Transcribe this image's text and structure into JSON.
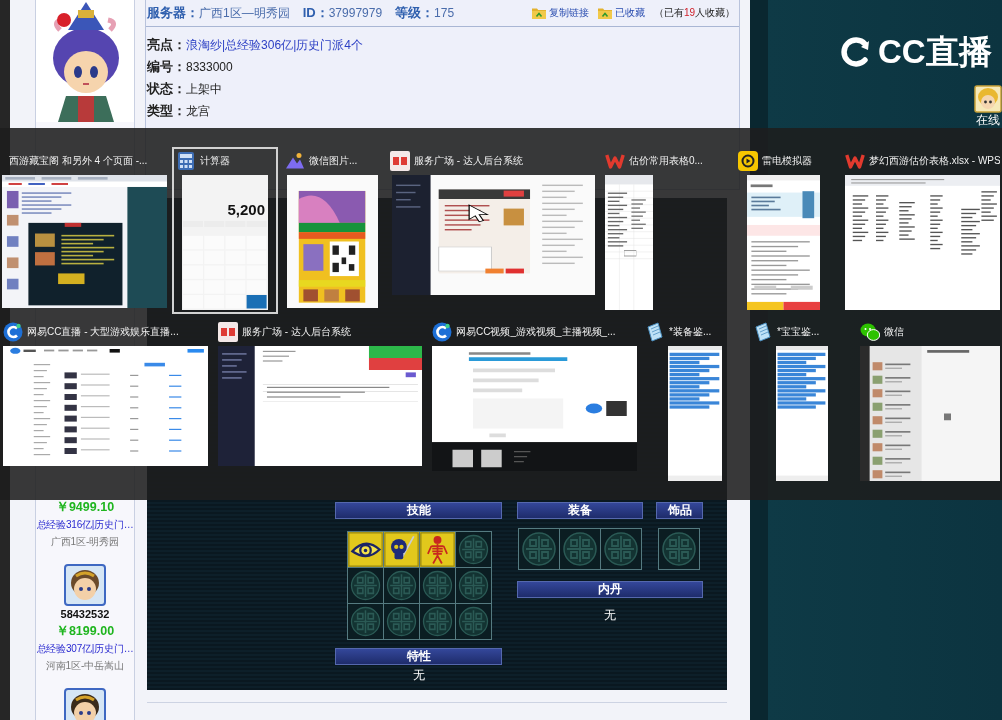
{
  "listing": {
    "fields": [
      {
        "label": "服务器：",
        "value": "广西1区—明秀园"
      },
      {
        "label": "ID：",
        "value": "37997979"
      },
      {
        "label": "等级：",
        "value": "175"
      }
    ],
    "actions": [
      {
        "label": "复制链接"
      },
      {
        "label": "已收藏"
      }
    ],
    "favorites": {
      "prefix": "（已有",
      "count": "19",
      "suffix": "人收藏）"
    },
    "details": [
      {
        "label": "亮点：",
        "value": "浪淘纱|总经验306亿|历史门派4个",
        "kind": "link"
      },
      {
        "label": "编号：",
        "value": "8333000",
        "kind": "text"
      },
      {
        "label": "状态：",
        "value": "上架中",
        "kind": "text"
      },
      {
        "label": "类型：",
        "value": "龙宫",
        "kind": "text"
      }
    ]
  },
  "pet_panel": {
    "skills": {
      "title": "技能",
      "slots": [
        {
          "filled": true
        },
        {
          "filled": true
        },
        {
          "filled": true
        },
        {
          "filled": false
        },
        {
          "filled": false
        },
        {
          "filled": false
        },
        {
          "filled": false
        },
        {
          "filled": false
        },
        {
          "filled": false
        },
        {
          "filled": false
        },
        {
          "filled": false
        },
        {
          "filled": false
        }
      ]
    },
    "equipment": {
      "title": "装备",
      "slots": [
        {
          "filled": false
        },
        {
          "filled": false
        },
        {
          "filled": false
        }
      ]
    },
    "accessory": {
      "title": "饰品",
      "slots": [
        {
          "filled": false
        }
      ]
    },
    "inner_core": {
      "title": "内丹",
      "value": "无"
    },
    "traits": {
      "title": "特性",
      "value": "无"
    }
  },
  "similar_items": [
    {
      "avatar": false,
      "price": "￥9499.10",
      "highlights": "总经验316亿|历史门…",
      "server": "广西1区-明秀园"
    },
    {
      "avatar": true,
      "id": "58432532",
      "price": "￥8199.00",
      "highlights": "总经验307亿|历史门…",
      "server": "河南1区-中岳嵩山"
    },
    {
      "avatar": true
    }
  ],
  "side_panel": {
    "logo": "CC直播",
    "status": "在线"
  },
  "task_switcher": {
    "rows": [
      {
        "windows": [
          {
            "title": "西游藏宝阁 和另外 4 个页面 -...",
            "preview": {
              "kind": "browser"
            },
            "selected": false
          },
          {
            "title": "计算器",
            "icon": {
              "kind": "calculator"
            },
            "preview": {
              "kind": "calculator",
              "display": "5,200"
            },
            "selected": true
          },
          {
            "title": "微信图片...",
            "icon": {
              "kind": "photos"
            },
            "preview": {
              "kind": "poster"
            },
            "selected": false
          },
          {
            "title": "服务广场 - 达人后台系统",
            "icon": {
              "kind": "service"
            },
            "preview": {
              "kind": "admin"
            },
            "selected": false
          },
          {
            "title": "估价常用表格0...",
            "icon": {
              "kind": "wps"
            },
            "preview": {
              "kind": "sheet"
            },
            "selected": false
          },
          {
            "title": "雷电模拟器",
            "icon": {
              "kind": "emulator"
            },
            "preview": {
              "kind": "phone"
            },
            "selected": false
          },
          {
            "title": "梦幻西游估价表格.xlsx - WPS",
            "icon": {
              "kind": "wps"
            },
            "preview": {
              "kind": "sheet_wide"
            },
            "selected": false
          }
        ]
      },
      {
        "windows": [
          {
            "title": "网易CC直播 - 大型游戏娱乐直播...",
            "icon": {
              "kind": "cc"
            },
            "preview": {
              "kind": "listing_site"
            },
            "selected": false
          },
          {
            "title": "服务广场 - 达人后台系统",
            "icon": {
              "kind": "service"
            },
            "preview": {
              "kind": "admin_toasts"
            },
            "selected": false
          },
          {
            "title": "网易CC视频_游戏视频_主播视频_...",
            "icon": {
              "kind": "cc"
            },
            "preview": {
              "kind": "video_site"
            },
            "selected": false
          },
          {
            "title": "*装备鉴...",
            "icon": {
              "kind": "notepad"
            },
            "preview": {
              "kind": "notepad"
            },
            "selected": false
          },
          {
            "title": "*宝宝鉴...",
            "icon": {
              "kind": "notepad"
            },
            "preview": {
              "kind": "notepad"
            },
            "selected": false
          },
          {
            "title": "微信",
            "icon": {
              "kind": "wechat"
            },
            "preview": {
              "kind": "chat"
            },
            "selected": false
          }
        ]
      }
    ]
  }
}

▸ WORK TO DO
Pick out lines containing the word "avatar", each one as written.

▸ COMPLETED EXERCISE
      "avatar": false,
      "avatar": true,
      "avatar": true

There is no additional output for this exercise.